◆ Dataset records:
+--

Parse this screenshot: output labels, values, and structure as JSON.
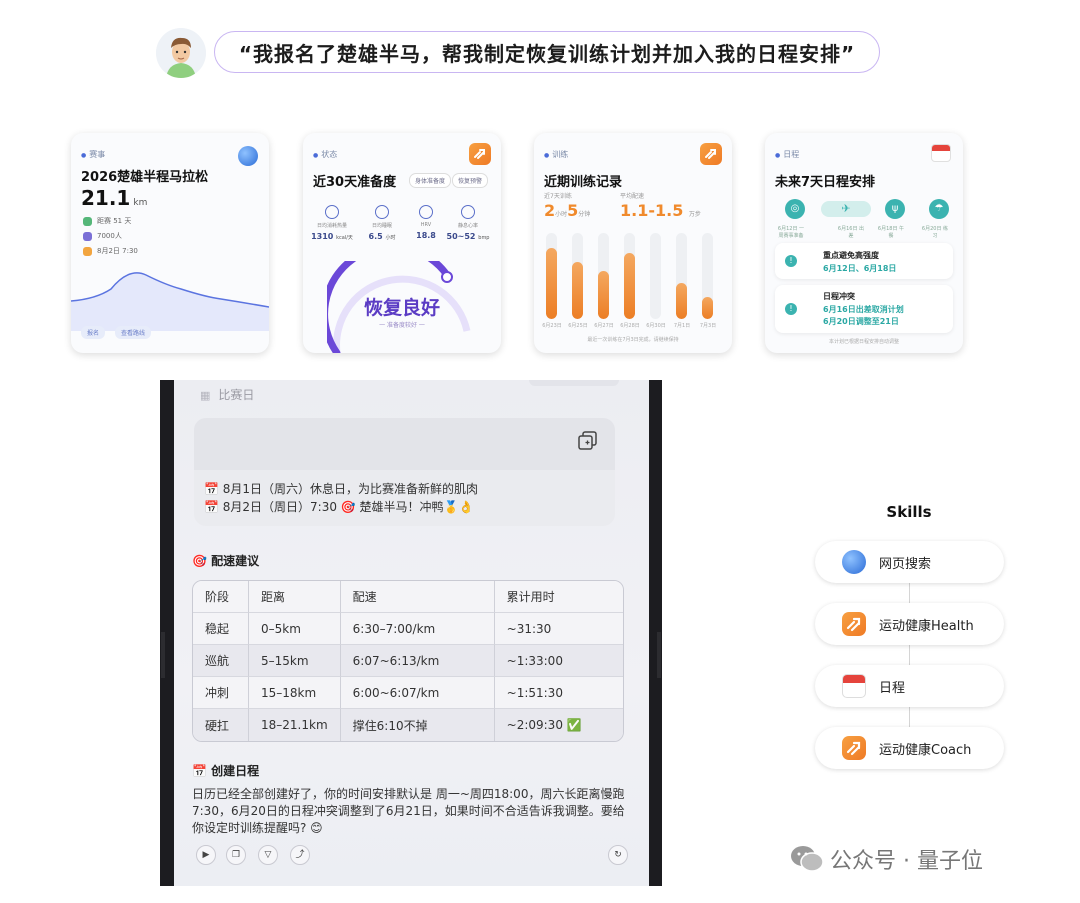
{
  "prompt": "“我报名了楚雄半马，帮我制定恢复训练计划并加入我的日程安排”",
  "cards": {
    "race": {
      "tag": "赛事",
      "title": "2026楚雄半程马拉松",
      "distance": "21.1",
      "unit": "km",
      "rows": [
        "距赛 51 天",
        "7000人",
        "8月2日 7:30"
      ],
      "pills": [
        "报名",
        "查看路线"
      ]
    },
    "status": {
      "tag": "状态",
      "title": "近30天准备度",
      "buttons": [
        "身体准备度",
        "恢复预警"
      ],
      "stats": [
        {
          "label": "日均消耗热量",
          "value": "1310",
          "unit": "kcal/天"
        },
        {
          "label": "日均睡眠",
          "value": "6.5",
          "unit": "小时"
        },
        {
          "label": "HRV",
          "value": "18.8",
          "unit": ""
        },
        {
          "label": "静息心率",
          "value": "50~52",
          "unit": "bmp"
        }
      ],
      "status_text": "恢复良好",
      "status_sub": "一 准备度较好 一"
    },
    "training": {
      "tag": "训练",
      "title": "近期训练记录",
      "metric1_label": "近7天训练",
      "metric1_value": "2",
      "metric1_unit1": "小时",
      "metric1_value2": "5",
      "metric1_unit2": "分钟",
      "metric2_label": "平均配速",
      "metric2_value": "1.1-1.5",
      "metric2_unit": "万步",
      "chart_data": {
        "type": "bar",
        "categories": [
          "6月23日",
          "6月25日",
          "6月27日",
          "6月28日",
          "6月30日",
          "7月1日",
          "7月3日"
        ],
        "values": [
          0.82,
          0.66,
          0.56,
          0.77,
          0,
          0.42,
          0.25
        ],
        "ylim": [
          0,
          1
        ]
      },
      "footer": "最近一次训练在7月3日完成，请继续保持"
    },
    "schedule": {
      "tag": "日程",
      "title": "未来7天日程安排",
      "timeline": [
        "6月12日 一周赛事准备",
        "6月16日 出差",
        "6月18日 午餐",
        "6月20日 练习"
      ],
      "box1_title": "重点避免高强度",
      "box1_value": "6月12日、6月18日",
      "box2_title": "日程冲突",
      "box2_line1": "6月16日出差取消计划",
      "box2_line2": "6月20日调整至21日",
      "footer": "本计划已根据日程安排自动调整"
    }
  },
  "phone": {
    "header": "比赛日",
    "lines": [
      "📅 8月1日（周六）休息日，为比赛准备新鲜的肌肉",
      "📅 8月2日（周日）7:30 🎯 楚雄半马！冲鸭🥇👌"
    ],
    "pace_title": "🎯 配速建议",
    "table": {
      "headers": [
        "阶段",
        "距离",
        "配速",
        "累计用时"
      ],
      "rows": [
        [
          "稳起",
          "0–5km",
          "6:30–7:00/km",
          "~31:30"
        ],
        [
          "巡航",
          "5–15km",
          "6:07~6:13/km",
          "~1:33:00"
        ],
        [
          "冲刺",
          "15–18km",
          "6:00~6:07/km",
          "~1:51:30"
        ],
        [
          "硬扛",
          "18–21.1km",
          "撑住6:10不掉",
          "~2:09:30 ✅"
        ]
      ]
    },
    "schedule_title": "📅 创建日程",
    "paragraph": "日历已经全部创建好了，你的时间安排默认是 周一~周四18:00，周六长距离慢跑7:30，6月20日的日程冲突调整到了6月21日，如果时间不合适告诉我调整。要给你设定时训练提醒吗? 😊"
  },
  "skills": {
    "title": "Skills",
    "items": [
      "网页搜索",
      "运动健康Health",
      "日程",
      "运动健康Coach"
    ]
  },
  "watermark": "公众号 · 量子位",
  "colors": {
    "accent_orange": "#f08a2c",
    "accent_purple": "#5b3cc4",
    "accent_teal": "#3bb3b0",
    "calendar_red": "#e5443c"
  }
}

+--

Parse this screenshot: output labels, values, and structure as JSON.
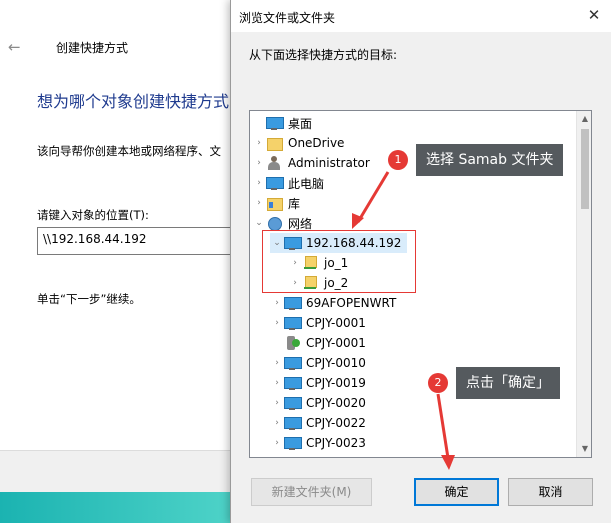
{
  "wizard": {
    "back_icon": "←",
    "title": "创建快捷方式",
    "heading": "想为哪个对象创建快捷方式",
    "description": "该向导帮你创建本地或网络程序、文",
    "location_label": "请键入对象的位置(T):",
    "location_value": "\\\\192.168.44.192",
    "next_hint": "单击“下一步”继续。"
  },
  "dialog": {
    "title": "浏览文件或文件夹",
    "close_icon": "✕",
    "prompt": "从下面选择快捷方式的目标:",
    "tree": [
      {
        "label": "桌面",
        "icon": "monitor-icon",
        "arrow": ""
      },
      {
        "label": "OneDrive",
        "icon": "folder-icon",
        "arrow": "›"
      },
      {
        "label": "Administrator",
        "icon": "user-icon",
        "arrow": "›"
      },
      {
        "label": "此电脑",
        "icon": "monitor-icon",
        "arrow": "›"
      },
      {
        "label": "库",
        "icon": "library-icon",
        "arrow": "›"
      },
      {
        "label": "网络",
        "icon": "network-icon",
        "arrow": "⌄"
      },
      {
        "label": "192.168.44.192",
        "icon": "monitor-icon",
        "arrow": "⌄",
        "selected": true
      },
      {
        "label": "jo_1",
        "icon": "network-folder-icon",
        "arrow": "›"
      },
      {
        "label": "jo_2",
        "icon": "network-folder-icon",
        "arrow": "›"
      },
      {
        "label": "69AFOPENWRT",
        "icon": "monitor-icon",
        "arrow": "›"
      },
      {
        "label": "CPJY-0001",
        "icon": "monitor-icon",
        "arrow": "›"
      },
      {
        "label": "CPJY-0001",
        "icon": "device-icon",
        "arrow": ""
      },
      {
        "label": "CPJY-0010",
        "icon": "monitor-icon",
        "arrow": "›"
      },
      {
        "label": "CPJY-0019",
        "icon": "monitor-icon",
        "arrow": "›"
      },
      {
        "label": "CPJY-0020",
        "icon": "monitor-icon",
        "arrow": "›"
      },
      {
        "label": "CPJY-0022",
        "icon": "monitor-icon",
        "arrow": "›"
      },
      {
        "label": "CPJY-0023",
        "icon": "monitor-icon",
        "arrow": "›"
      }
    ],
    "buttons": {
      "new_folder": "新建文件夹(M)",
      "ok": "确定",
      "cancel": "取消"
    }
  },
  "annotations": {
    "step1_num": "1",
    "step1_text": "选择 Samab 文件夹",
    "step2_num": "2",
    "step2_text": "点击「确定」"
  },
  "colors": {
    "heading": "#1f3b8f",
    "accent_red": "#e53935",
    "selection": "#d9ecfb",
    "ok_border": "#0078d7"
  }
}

+--

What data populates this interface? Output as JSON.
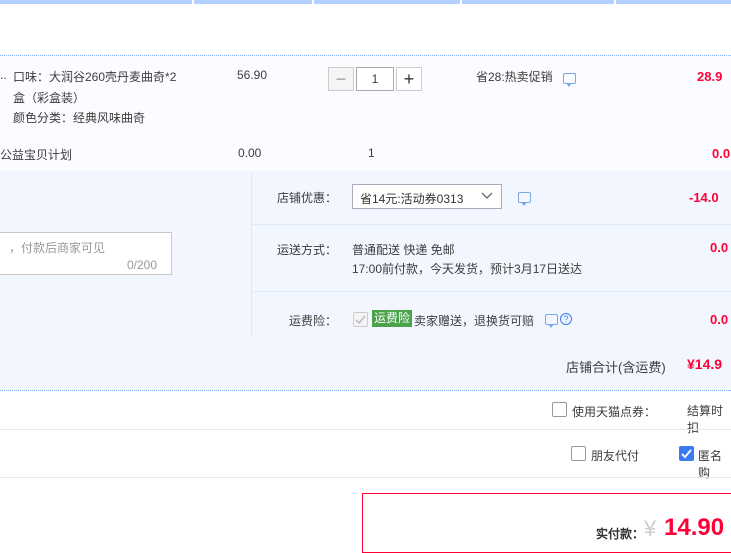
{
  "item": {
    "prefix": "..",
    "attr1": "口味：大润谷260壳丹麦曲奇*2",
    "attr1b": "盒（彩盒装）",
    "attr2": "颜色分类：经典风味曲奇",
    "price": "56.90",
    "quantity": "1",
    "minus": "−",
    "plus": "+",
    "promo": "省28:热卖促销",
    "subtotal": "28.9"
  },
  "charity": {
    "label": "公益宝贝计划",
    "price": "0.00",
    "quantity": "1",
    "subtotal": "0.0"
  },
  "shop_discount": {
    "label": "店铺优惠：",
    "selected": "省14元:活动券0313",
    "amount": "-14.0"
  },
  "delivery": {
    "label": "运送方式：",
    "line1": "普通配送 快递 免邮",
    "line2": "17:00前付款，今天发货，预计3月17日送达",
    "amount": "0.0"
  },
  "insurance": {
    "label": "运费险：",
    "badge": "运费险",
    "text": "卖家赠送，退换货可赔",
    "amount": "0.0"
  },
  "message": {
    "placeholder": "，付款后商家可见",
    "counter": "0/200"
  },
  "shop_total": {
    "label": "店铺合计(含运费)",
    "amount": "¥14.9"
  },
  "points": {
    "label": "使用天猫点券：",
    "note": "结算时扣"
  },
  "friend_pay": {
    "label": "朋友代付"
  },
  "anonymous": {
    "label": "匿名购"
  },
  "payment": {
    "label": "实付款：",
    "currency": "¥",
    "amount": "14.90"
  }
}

+--

◆ REQUIRED TASK: Identify and list each line with the word "selected".

◆ RESULT OF THE TASK:
        "selected": true
    "selected": "省14元:活动券0313",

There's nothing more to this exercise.